[START OF Records for this task]

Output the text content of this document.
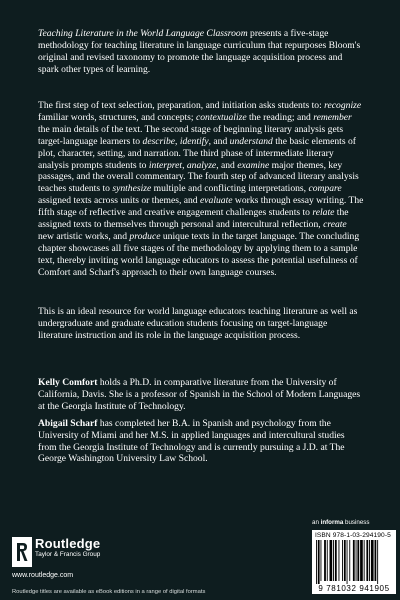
Teaching Literature in the World Language Classroom presents a five-stage methodology for teaching literature in language curriculum that repurposes Bloom's original and revised taxonomy to promote the language acquisition process and spark other types of learning.

The first step of text selection, preparation, and initiation asks students to: recognize familiar words, structures, and concepts; contextualize the reading; and remember the main details of the text. The second stage of beginning literary analysis gets target-language learners to describe, identify, and understand the basic elements of plot, character, setting, and narration. The third phase of intermediate literary analysis prompts students to interpret, analyze, and examine major themes, key passages, and the overall commentary. The fourth step of advanced literary analysis teaches students to synthesize multiple and conflicting interpretations, compare assigned texts across units or themes, and evaluate works through essay writing. The fifth stage of reflective and creative engagement challenges students to relate the assigned texts to themselves through personal and intercultural reflection, create new artistic works, and produce unique texts in the target language. The concluding chapter showcases all five stages of the methodology by applying them to a sample text, thereby inviting world language educators to assess the potential usefulness of Comfort and Scharf's approach to their own language courses.

This is an ideal resource for world language educators teaching literature as well as undergraduate and graduate education students focusing on target-language literature instruction and its role in the language acquisition process.

Kelly Comfort holds a Ph.D. in comparative literature from the University of California, Davis. She is a professor of Spanish in the School of Modern Languages at the Georgia Institute of Technology.

Abigail Scharf has completed her B.A. in Spanish and psychology from the University of Miami and her M.S. in applied languages and intercultural studies from the Georgia Institute of Technology and is currently pursuing a J.D. at The George Washington University Law School.

Routledge
Taylor & Francis Group
www.routledge.com
Routledge titles are available as eBook editions in a range of digital formats
an informa business
ISBN 978-1-03-294190-5
9 781032 941905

[END OF Records for this task]

Repeat the material verbatim. Do not carry over any picture.

Output the text content of this document.
Teaching Literature in the World Language Classroom presents a five-stage methodology for teaching literature in language curriculum that repurposes Bloom's original and revised taxonomy to promote the language acquisition process and spark other types of learning.

The first step of text selection, preparation, and initiation asks students to: recognize familiar words, structures, and concepts; contextualize the reading; and remember the main details of the text. The second stage of beginning literary analysis gets target-language learners to describe, identify, and understand the basic elements of plot, character, setting, and narration. The third phase of intermediate literary analysis prompts students to interpret, analyze, and examine major themes, key passages, and the overall commentary. The fourth step of advanced literary analysis teaches students to synthesize multiple and conflicting interpretations, compare assigned texts across units or themes, and evaluate works through essay writing. The fifth stage of reflective and creative engagement challenges students to relate the assigned texts to themselves through personal and intercultural reflection, create new artistic works, and produce unique texts in the target language. The concluding chapter showcases all five stages of the methodology by applying them to a sample text, thereby inviting world language educators to assess the potential usefulness of Comfort and Scharf's approach to their own language courses.

This is an ideal resource for world language educators teaching literature as well as undergraduate and graduate education students focusing on target-language literature instruction and its role in the language acquisition process.

Kelly Comfort holds a Ph.D. in comparative literature from the University of California, Davis. She is a professor of Spanish in the School of Modern Languages at the Georgia Institute of Technology.

Abigail Scharf has completed her B.A. in Spanish and psychology from the University of Miami and her M.S. in applied languages and intercultural studies from the Georgia Institute of Technology and is currently pursuing a J.D. at The George Washington University Law School.

Routledge
Taylor & Francis Group
www.routledge.com
Routledge titles are available as eBook editions in a range of digital formats
an informa business
ISBN 978-1-03-294190-5
9 781032 941905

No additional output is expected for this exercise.